> **Challenge**
Reproduce the lines below word for word, omitting the picture from your answer.

> **Task data**
▼
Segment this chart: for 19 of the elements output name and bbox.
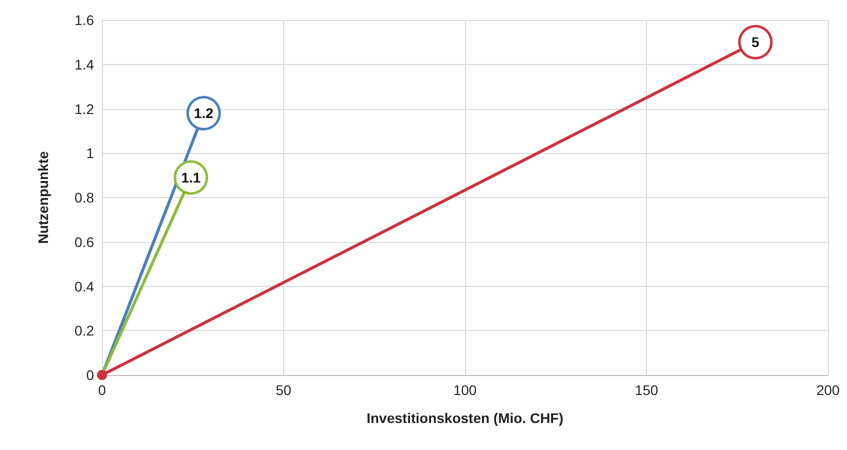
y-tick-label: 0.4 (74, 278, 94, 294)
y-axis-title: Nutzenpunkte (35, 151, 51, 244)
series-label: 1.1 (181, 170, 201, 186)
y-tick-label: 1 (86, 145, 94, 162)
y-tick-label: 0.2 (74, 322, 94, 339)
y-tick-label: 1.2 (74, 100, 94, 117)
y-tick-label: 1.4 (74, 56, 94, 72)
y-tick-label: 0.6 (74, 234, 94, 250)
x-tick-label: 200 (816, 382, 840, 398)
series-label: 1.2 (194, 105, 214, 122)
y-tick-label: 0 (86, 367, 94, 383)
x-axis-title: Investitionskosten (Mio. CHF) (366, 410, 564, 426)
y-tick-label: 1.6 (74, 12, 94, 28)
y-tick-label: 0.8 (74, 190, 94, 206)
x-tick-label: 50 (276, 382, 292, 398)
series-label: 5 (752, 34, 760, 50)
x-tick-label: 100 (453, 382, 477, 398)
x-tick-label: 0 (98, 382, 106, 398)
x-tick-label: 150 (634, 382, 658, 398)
▲
> **Task result**
Segment this chart: for 19 of the elements output name and bbox.
y-tick-label: 0.4 (74, 278, 94, 294)
y-axis-title: Nutzenpunkte (35, 151, 51, 244)
series-label: 1.1 (181, 170, 201, 186)
y-tick-label: 1 (86, 145, 94, 162)
y-tick-label: 0.2 (74, 322, 94, 339)
y-tick-label: 1.2 (74, 100, 94, 117)
y-tick-label: 1.4 (74, 56, 94, 72)
y-tick-label: 0.6 (74, 234, 94, 250)
x-tick-label: 200 (816, 382, 840, 398)
series-label: 1.2 (194, 105, 214, 122)
y-tick-label: 0 (86, 367, 94, 383)
x-axis-title: Investitionskosten (Mio. CHF) (366, 410, 564, 426)
y-tick-label: 1.6 (74, 12, 94, 28)
y-tick-label: 0.8 (74, 190, 94, 206)
x-tick-label: 50 (276, 382, 292, 398)
series-label: 5 (752, 34, 760, 50)
x-tick-label: 100 (453, 382, 477, 398)
x-tick-label: 0 (98, 382, 106, 398)
x-tick-label: 150 (634, 382, 658, 398)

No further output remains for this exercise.